Repeat the data verbatim.

# # # # # # #

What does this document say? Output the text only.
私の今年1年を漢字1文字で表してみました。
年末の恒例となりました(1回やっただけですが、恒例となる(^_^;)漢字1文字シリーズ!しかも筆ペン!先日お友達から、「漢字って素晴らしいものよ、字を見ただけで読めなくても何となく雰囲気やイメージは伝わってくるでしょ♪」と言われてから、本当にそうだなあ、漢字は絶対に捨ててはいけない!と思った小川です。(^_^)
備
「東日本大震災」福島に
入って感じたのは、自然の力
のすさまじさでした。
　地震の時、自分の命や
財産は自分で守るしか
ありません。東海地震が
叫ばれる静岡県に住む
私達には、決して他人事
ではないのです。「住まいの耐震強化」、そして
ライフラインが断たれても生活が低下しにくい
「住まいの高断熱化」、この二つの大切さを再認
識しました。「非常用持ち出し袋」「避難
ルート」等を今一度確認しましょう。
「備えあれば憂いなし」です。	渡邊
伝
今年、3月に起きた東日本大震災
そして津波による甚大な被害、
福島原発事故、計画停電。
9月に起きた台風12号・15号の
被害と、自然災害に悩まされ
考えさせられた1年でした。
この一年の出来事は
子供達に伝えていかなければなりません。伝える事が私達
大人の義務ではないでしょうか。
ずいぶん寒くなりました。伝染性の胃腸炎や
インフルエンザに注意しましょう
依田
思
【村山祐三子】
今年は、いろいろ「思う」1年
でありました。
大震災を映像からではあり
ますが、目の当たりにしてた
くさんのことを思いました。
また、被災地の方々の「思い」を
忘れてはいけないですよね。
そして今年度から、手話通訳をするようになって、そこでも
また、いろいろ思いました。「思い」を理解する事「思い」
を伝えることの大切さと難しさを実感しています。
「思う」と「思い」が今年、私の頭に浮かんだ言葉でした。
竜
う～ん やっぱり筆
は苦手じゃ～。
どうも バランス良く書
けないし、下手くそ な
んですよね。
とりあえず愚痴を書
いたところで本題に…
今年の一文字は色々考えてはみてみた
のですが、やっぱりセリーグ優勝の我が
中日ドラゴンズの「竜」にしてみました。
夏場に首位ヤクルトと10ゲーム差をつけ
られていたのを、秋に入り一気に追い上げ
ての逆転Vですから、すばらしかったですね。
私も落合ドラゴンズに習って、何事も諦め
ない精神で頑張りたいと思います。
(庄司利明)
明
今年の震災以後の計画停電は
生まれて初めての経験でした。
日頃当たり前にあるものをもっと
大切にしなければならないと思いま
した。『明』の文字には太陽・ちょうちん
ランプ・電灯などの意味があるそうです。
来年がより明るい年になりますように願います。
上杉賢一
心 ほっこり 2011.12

# # # # # # #

__Response__.
What does this document say? Output the text only.
私の今年1年を漢字1文字で表してみました。
年末の恒例となりました(1回やっただけですが、恒例となる(^_^;)漢字1文字シリーズ!しかも筆ペン!先日お友達から、「漢字って素晴らしいものよ、字を見ただけで読めなくても何となく雰囲気やイメージは伝わってくるでしょ♪」と言われてから、本当にそうだなあ、漢字は絶対に捨ててはいけない!と思った小川です。(^_^)
備
「東日本大震災」福島に
入って感じたのは、自然の力
のすさまじさでした。
　地震の時、自分の命や
財産は自分で守るしか
ありません。東海地震が
叫ばれる静岡県に住む
私達には、決して他人事
ではないのです。「住まいの耐震強化」、そして
ライフラインが断たれても生活が低下しにくい
「住まいの高断熱化」、この二つの大切さを再認
識しました。「非常用持ち出し袋」「避難
ルート」等を今一度確認しましょう。
「備えあれば憂いなし」です。	渡邊
伝
今年、3月に起きた東日本大震災
そして津波による甚大な被害、
福島原発事故、計画停電。
9月に起きた台風12号・15号の
被害と、自然災害に悩まされ
考えさせられた1年でした。
この一年の出来事は
子供達に伝えていかなければなりません。伝える事が私達
大人の義務ではないでしょうか。
ずいぶん寒くなりました。伝染性の胃腸炎や
インフルエンザに注意しましょう
依田
思
【村山祐三子】
今年は、いろいろ「思う」1年
でありました。
大震災を映像からではあり
ますが、目の当たりにしてた
くさんのことを思いました。
また、被災地の方々の「思い」を
忘れてはいけないですよね。
そして今年度から、手話通訳をするようになって、そこでも
また、いろいろ思いました。「思い」を理解する事「思い」
を伝えることの大切さと難しさを実感しています。
「思う」と「思い」が今年、私の頭に浮かんだ言葉でした。
竜
う～ん やっぱり筆
は苦手じゃ～。
どうも バランス良く書
けないし、下手くそ な
んですよね。
とりあえず愚痴を書
いたところで本題に…
今年の一文字は色々考えてはみてみた
のですが、やっぱりセリーグ優勝の我が
中日ドラゴンズの「竜」にしてみました。
夏場に首位ヤクルトと10ゲーム差をつけ
られていたのを、秋に入り一気に追い上げ
ての逆転Vですから、すばらしかったですね。
私も落合ドラゴンズに習って、何事も諦め
ない精神で頑張りたいと思います。
(庄司利明)
明
今年の震災以後の計画停電は
生まれて初めての経験でした。
日頃当たり前にあるものをもっと
大切にしなければならないと思いま
した。『明』の文字には太陽・ちょうちん
ランプ・電灯などの意味があるそうです。
来年がより明るい年になりますように願います。
上杉賢一
心 ほっこり 2011.12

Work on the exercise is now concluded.